§ WORK REQUIRED
Copy nothing but the text: repeat each entry exactly and drop the images.
[START]
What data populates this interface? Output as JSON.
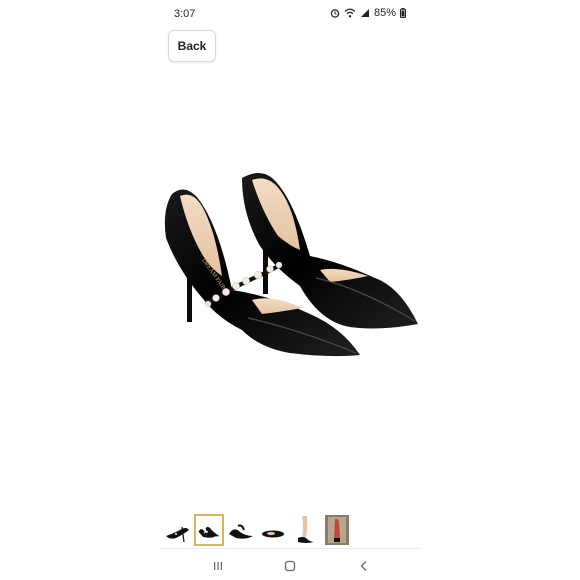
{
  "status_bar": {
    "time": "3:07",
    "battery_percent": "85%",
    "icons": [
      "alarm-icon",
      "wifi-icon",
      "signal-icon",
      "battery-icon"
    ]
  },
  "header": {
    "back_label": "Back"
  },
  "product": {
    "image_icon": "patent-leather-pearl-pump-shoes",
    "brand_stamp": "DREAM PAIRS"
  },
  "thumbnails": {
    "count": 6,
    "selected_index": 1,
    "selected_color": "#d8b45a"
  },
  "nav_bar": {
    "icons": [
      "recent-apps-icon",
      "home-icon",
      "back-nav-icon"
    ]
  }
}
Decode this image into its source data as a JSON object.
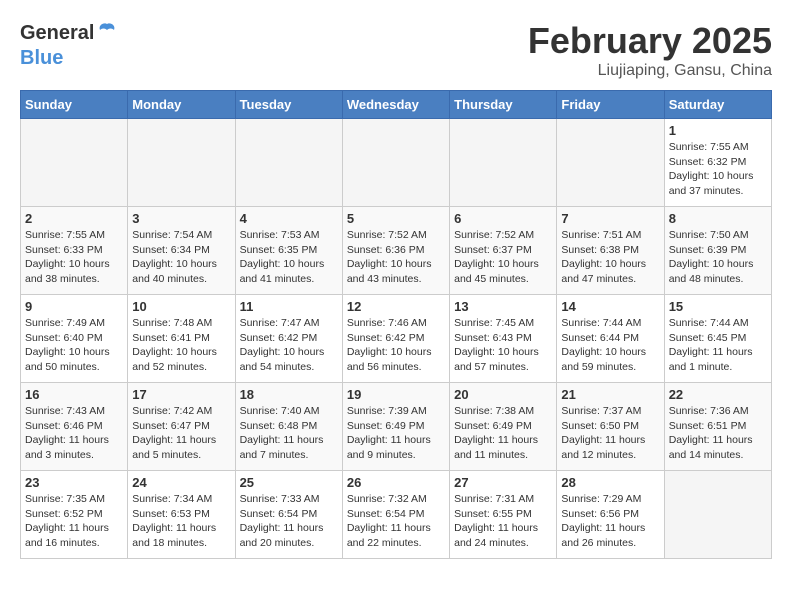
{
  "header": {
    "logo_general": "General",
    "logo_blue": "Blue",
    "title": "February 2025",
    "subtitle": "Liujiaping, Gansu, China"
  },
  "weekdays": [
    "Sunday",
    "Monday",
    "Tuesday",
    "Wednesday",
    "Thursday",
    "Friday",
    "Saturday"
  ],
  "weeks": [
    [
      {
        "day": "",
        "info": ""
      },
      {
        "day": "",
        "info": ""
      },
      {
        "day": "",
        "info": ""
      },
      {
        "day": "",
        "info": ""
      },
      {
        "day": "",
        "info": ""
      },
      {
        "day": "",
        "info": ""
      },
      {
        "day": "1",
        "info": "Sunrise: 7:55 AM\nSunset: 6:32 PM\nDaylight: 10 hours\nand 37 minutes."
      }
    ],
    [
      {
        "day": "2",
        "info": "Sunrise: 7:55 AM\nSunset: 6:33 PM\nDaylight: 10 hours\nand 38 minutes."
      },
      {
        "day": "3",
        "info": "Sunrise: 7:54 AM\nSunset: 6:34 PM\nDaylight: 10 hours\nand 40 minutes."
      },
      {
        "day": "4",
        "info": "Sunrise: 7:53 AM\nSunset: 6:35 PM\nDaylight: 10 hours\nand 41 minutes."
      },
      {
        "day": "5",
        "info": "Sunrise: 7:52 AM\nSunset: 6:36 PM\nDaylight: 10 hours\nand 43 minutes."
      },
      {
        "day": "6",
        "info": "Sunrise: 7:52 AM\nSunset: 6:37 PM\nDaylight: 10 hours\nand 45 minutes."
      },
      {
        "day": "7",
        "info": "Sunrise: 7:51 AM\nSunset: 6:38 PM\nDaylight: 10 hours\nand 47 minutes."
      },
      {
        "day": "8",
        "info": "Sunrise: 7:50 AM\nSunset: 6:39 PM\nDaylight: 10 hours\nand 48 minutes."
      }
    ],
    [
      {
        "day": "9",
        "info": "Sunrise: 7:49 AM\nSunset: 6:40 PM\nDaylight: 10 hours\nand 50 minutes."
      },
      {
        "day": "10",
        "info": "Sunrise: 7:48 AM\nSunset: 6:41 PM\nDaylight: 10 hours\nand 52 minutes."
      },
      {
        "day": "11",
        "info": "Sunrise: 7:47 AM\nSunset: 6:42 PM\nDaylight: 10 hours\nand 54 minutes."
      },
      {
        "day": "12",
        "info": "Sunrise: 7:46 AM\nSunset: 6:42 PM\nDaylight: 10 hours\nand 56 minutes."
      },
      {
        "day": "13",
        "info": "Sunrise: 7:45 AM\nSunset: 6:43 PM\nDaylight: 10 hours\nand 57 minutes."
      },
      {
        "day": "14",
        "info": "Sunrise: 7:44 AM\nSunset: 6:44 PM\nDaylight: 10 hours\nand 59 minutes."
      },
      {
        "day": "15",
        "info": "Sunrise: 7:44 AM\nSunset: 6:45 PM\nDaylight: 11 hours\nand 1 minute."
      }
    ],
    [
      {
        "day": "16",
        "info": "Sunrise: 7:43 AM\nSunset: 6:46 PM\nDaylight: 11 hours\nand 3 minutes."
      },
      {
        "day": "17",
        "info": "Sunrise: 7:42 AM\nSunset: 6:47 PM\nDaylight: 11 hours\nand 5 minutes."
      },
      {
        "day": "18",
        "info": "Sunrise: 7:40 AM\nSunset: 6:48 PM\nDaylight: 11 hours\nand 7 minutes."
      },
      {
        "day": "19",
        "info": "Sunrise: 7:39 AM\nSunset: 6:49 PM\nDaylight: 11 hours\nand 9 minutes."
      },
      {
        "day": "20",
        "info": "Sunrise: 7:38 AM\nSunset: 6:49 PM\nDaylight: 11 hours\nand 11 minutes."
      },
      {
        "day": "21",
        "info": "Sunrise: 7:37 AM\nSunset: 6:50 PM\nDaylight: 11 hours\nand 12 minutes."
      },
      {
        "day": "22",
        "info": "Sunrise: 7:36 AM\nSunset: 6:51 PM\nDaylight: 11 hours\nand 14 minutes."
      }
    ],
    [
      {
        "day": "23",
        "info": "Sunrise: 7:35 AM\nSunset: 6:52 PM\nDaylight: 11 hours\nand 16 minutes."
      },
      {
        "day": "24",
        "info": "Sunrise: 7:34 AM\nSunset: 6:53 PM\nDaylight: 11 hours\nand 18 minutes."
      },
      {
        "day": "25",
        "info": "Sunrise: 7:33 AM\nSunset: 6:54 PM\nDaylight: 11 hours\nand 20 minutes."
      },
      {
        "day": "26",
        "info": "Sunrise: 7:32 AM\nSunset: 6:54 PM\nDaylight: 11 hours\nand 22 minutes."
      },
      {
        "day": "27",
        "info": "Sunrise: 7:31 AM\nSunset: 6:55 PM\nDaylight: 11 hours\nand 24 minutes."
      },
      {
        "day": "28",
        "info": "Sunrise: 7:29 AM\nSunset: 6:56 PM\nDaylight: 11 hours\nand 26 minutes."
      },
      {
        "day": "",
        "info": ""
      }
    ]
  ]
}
[END]
§ FINAL RESULT
What data populates this interface? Output as JSON.
{
  "status_bar": {
    "time": "3:07",
    "battery_percent": "85%",
    "icons": [
      "alarm-icon",
      "wifi-icon",
      "signal-icon",
      "battery-icon"
    ]
  },
  "header": {
    "back_label": "Back"
  },
  "product": {
    "image_icon": "patent-leather-pearl-pump-shoes",
    "brand_stamp": "DREAM PAIRS"
  },
  "thumbnails": {
    "count": 6,
    "selected_index": 1,
    "selected_color": "#d8b45a"
  },
  "nav_bar": {
    "icons": [
      "recent-apps-icon",
      "home-icon",
      "back-nav-icon"
    ]
  }
}
Decode this image into its source data as a JSON object.
{
  "header": {
    "logo_general": "General",
    "logo_blue": "Blue",
    "title": "February 2025",
    "subtitle": "Liujiaping, Gansu, China"
  },
  "weekdays": [
    "Sunday",
    "Monday",
    "Tuesday",
    "Wednesday",
    "Thursday",
    "Friday",
    "Saturday"
  ],
  "weeks": [
    [
      {
        "day": "",
        "info": ""
      },
      {
        "day": "",
        "info": ""
      },
      {
        "day": "",
        "info": ""
      },
      {
        "day": "",
        "info": ""
      },
      {
        "day": "",
        "info": ""
      },
      {
        "day": "",
        "info": ""
      },
      {
        "day": "1",
        "info": "Sunrise: 7:55 AM\nSunset: 6:32 PM\nDaylight: 10 hours\nand 37 minutes."
      }
    ],
    [
      {
        "day": "2",
        "info": "Sunrise: 7:55 AM\nSunset: 6:33 PM\nDaylight: 10 hours\nand 38 minutes."
      },
      {
        "day": "3",
        "info": "Sunrise: 7:54 AM\nSunset: 6:34 PM\nDaylight: 10 hours\nand 40 minutes."
      },
      {
        "day": "4",
        "info": "Sunrise: 7:53 AM\nSunset: 6:35 PM\nDaylight: 10 hours\nand 41 minutes."
      },
      {
        "day": "5",
        "info": "Sunrise: 7:52 AM\nSunset: 6:36 PM\nDaylight: 10 hours\nand 43 minutes."
      },
      {
        "day": "6",
        "info": "Sunrise: 7:52 AM\nSunset: 6:37 PM\nDaylight: 10 hours\nand 45 minutes."
      },
      {
        "day": "7",
        "info": "Sunrise: 7:51 AM\nSunset: 6:38 PM\nDaylight: 10 hours\nand 47 minutes."
      },
      {
        "day": "8",
        "info": "Sunrise: 7:50 AM\nSunset: 6:39 PM\nDaylight: 10 hours\nand 48 minutes."
      }
    ],
    [
      {
        "day": "9",
        "info": "Sunrise: 7:49 AM\nSunset: 6:40 PM\nDaylight: 10 hours\nand 50 minutes."
      },
      {
        "day": "10",
        "info": "Sunrise: 7:48 AM\nSunset: 6:41 PM\nDaylight: 10 hours\nand 52 minutes."
      },
      {
        "day": "11",
        "info": "Sunrise: 7:47 AM\nSunset: 6:42 PM\nDaylight: 10 hours\nand 54 minutes."
      },
      {
        "day": "12",
        "info": "Sunrise: 7:46 AM\nSunset: 6:42 PM\nDaylight: 10 hours\nand 56 minutes."
      },
      {
        "day": "13",
        "info": "Sunrise: 7:45 AM\nSunset: 6:43 PM\nDaylight: 10 hours\nand 57 minutes."
      },
      {
        "day": "14",
        "info": "Sunrise: 7:44 AM\nSunset: 6:44 PM\nDaylight: 10 hours\nand 59 minutes."
      },
      {
        "day": "15",
        "info": "Sunrise: 7:44 AM\nSunset: 6:45 PM\nDaylight: 11 hours\nand 1 minute."
      }
    ],
    [
      {
        "day": "16",
        "info": "Sunrise: 7:43 AM\nSunset: 6:46 PM\nDaylight: 11 hours\nand 3 minutes."
      },
      {
        "day": "17",
        "info": "Sunrise: 7:42 AM\nSunset: 6:47 PM\nDaylight: 11 hours\nand 5 minutes."
      },
      {
        "day": "18",
        "info": "Sunrise: 7:40 AM\nSunset: 6:48 PM\nDaylight: 11 hours\nand 7 minutes."
      },
      {
        "day": "19",
        "info": "Sunrise: 7:39 AM\nSunset: 6:49 PM\nDaylight: 11 hours\nand 9 minutes."
      },
      {
        "day": "20",
        "info": "Sunrise: 7:38 AM\nSunset: 6:49 PM\nDaylight: 11 hours\nand 11 minutes."
      },
      {
        "day": "21",
        "info": "Sunrise: 7:37 AM\nSunset: 6:50 PM\nDaylight: 11 hours\nand 12 minutes."
      },
      {
        "day": "22",
        "info": "Sunrise: 7:36 AM\nSunset: 6:51 PM\nDaylight: 11 hours\nand 14 minutes."
      }
    ],
    [
      {
        "day": "23",
        "info": "Sunrise: 7:35 AM\nSunset: 6:52 PM\nDaylight: 11 hours\nand 16 minutes."
      },
      {
        "day": "24",
        "info": "Sunrise: 7:34 AM\nSunset: 6:53 PM\nDaylight: 11 hours\nand 18 minutes."
      },
      {
        "day": "25",
        "info": "Sunrise: 7:33 AM\nSunset: 6:54 PM\nDaylight: 11 hours\nand 20 minutes."
      },
      {
        "day": "26",
        "info": "Sunrise: 7:32 AM\nSunset: 6:54 PM\nDaylight: 11 hours\nand 22 minutes."
      },
      {
        "day": "27",
        "info": "Sunrise: 7:31 AM\nSunset: 6:55 PM\nDaylight: 11 hours\nand 24 minutes."
      },
      {
        "day": "28",
        "info": "Sunrise: 7:29 AM\nSunset: 6:56 PM\nDaylight: 11 hours\nand 26 minutes."
      },
      {
        "day": "",
        "info": ""
      }
    ]
  ]
}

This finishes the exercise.